## BEGIN

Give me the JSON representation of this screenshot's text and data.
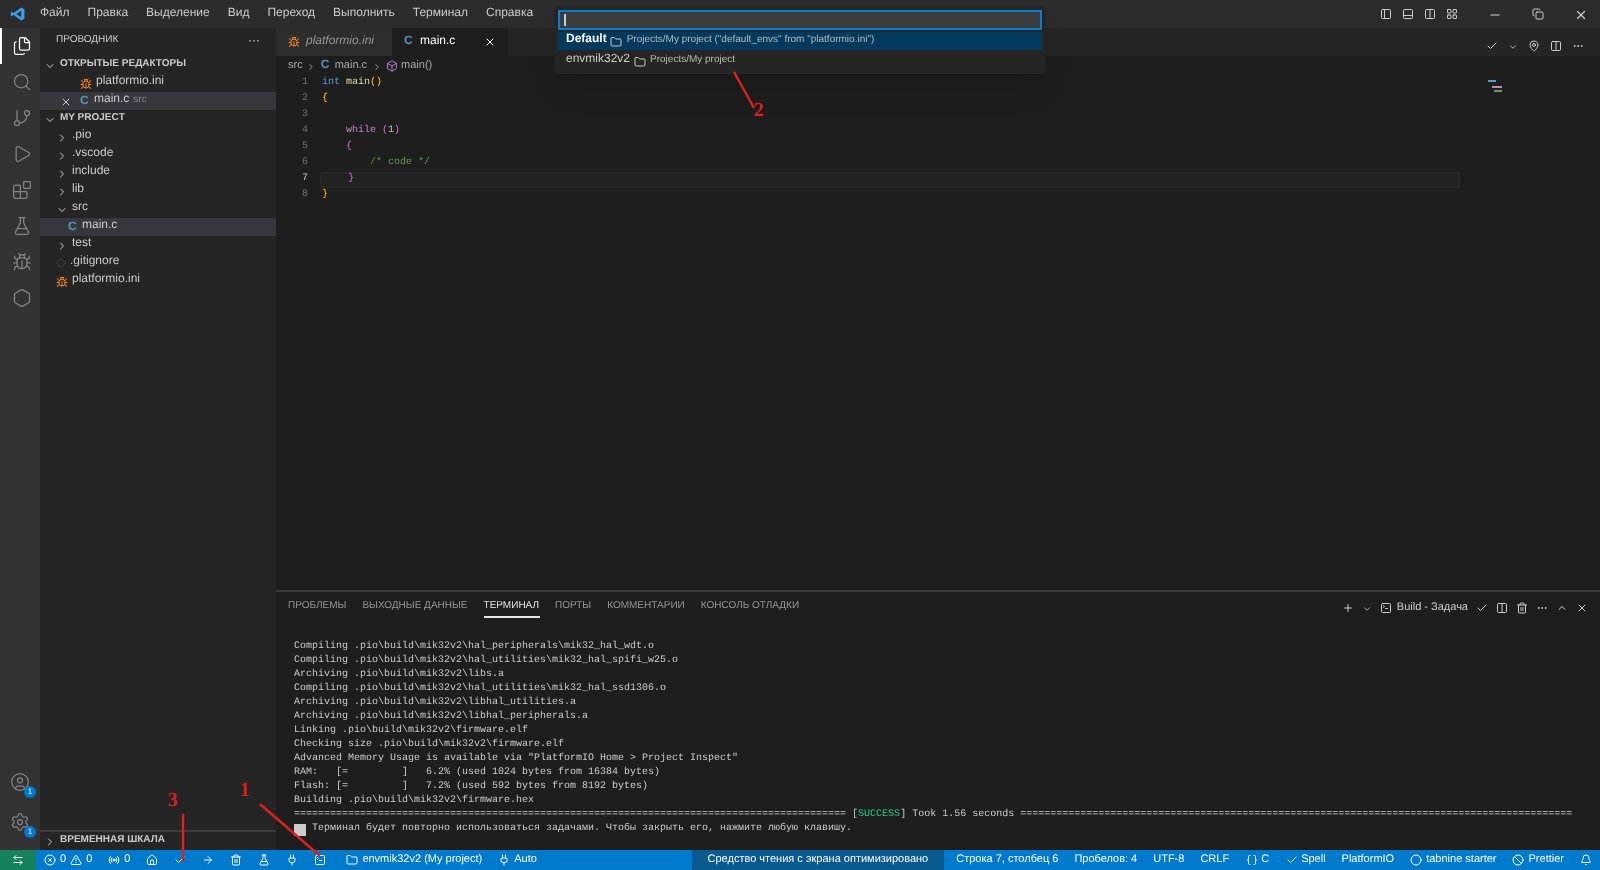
{
  "menu": [
    "Файл",
    "Правка",
    "Выделение",
    "Вид",
    "Переход",
    "Выполнить",
    "Терминал",
    "Справка"
  ],
  "activity_bar": {
    "top": [
      {
        "kind": "explorer",
        "selected": true
      },
      {
        "kind": "search",
        "selected": false
      },
      {
        "kind": "scm",
        "selected": false
      },
      {
        "kind": "run",
        "selected": false
      },
      {
        "kind": "extensions",
        "selected": false
      },
      {
        "kind": "testing",
        "selected": false
      },
      {
        "kind": "platformio",
        "selected": false
      },
      {
        "kind": "remote",
        "selected": false
      }
    ],
    "bottom": [
      {
        "kind": "accounts",
        "badge": "1"
      },
      {
        "kind": "manage",
        "badge": "1"
      }
    ]
  },
  "explorer": {
    "title": "ПРОВОДНИК",
    "more": "···",
    "sections": [
      {
        "title": "ОТКРЫТЫЕ РЕДАКТОРЫ",
        "expanded": true,
        "items": [
          {
            "label": "platformio.ini",
            "kind": "platformio",
            "selected": false
          },
          {
            "label": "main.c",
            "kind": "c",
            "icon": "C",
            "description": "src",
            "selected": true
          }
        ]
      },
      {
        "title": "MY PROJECT",
        "expanded": true,
        "items": [
          {
            "label": ".pio",
            "kind": "folder",
            "expanded": false,
            "selected": false
          },
          {
            "label": ".vscode",
            "kind": "folder",
            "expanded": false,
            "selected": false
          },
          {
            "label": "include",
            "kind": "folder",
            "expanded": false,
            "selected": false
          },
          {
            "label": "lib",
            "kind": "folder",
            "expanded": false,
            "selected": false
          },
          {
            "label": "src",
            "kind": "folder",
            "expanded": true,
            "selected": false,
            "children": [
              {
                "label": "main.c",
                "kind": "c",
                "icon": "C",
                "selected": true
              }
            ]
          },
          {
            "label": "test",
            "kind": "folder",
            "expanded": false,
            "selected": false
          },
          {
            "label": ".gitignore",
            "kind": "git",
            "selected": false
          },
          {
            "label": "platformio.ini",
            "kind": "platformio",
            "selected": false
          }
        ]
      }
    ],
    "timeline": {
      "title": "ВРЕМЕННАЯ ШКАЛА",
      "expanded": false
    }
  },
  "editor": {
    "tabs": [
      {
        "label": "platformio.ini",
        "kind": "platformio",
        "selected": false,
        "preview": true
      },
      {
        "label": "main.c",
        "kind": "c",
        "icon": "C",
        "selected": true,
        "preview": false
      }
    ],
    "breadcrumb": [
      {
        "kind": "folder",
        "text": "src"
      },
      {
        "kind": "c",
        "icon": "C",
        "text": "main.c"
      },
      {
        "kind": "function",
        "text": "main()"
      }
    ],
    "lines": [
      {
        "number": "1",
        "current": false,
        "tokens": [
          {
            "kind": "keyword",
            "text": "int "
          },
          {
            "kind": "function",
            "text": "main"
          },
          {
            "kind": "bracket1",
            "text": "()"
          }
        ]
      },
      {
        "number": "2",
        "current": false,
        "tokens": [
          {
            "kind": "bracket1",
            "text": "{"
          }
        ]
      },
      {
        "number": "3",
        "current": false
      },
      {
        "number": "4",
        "current": false,
        "tokens": [
          {
            "kind": "control",
            "text": "    while "
          },
          {
            "kind": "bracket2",
            "text": "("
          },
          {
            "kind": "number",
            "text": "1"
          },
          {
            "kind": "bracket2",
            "text": ")"
          }
        ]
      },
      {
        "number": "5",
        "current": false,
        "tokens": [
          {
            "kind": "bracket2",
            "text": "    {"
          }
        ]
      },
      {
        "number": "6",
        "current": false,
        "tokens": [
          {
            "kind": "comment",
            "text": "        /* code */"
          }
        ]
      },
      {
        "number": "7",
        "current": true,
        "tokens": [
          {
            "kind": "bracket2",
            "text": "    }"
          }
        ]
      },
      {
        "number": "8",
        "current": false,
        "tokens": [
          {
            "kind": "bracket1",
            "text": "}"
          }
        ]
      }
    ]
  },
  "quick_pick": {
    "items": [
      {
        "label": "Default",
        "detail": "Projects/My project (\"default_envs\" from \"platformio.ini\")",
        "selected": true
      },
      {
        "label": "envmik32v2",
        "detail": "Projects/My project",
        "selected": false
      }
    ]
  },
  "panel": {
    "tabs": [
      {
        "label": "ПРОБЛЕМЫ",
        "selected": false
      },
      {
        "label": "ВЫХОДНЫЕ ДАННЫЕ",
        "selected": false
      },
      {
        "label": "ТЕРМИНАЛ",
        "selected": true
      },
      {
        "label": "ПОРТЫ",
        "selected": false
      },
      {
        "label": "КОММЕНТАРИИ",
        "selected": false
      },
      {
        "label": "КОНСОЛЬ ОТЛАДКИ",
        "selected": false
      }
    ],
    "task": "Build - Задача",
    "terminal": [
      "Compiling .pio\\build\\mik32v2\\hal_peripherals\\mik32_hal_wdt.o",
      "Compiling .pio\\build\\mik32v2\\hal_utilities\\mik32_hal_spifi_w25.o",
      "Archiving .pio\\build\\mik32v2\\libs.a",
      "Compiling .pio\\build\\mik32v2\\hal_utilities\\mik32_hal_ssd1306.o",
      "Archiving .pio\\build\\mik32v2\\libhal_utilities.a",
      "Archiving .pio\\build\\mik32v2\\libhal_peripherals.a",
      "Linking .pio\\build\\mik32v2\\firmware.elf",
      "Checking size .pio\\build\\mik32v2\\firmware.elf",
      "Advanced Memory Usage is available via \"PlatformIO Home > Project Inspect\"",
      "RAM:   [=         ]   6.2% (used 1024 bytes from 16384 bytes)",
      "Flash: [=         ]   7.2% (used 592 bytes from 8192 bytes)",
      "Building .pio\\build\\mik32v2\\firmware.hex"
    ],
    "result": {
      "before": "============================================================================================ [",
      "status": "SUCCESS",
      "after": "] Took 1.56 seconds ============================================================================================"
    },
    "message": "Терминал будет повторно использоваться задачами. Чтобы закрыть его, нажмите любую клавишу."
  },
  "status_bar": {
    "left": [
      {
        "kind": "remote"
      },
      {
        "kind": "problems",
        "errors": "0",
        "warnings": "0"
      },
      {
        "kind": "ports",
        "count": "0"
      },
      {
        "kind": "home"
      },
      {
        "kind": "build"
      },
      {
        "kind": "upload"
      },
      {
        "kind": "clean"
      },
      {
        "kind": "test"
      },
      {
        "kind": "serial"
      },
      {
        "kind": "terminal"
      },
      {
        "kind": "env",
        "text": "envmik32v2 (My project)"
      },
      {
        "kind": "port",
        "text": "Auto"
      }
    ],
    "right": [
      {
        "kind": "notice",
        "text": "Средство чтения с экрана оптимизировано"
      },
      {
        "kind": "text",
        "text": "Строка 7, столбец 6"
      },
      {
        "kind": "text",
        "text": "Пробелов: 4"
      },
      {
        "kind": "text",
        "text": "UTF-8"
      },
      {
        "kind": "text",
        "text": "CRLF"
      },
      {
        "kind": "language",
        "text": "C"
      },
      {
        "kind": "spell",
        "text": "Spell"
      },
      {
        "kind": "text",
        "text": "PlatformIO"
      },
      {
        "kind": "tabnine",
        "text": "tabnine starter"
      },
      {
        "kind": "prettier",
        "text": "Prettier"
      },
      {
        "kind": "bell"
      }
    ]
  },
  "annotations": [
    {
      "text": "1"
    },
    {
      "text": "2"
    },
    {
      "text": "3"
    }
  ]
}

## END

* _Objective_: Look above for every line with the word "title" and copy it.

* _Written solution_:
    "title": "ПРОВОДНИК",
        "title": "ОТКРЫТЫЕ РЕДАКТОРЫ",
        "title": "MY PROJECT",
      "title": "ВРЕМЕННАЯ ШКАЛА",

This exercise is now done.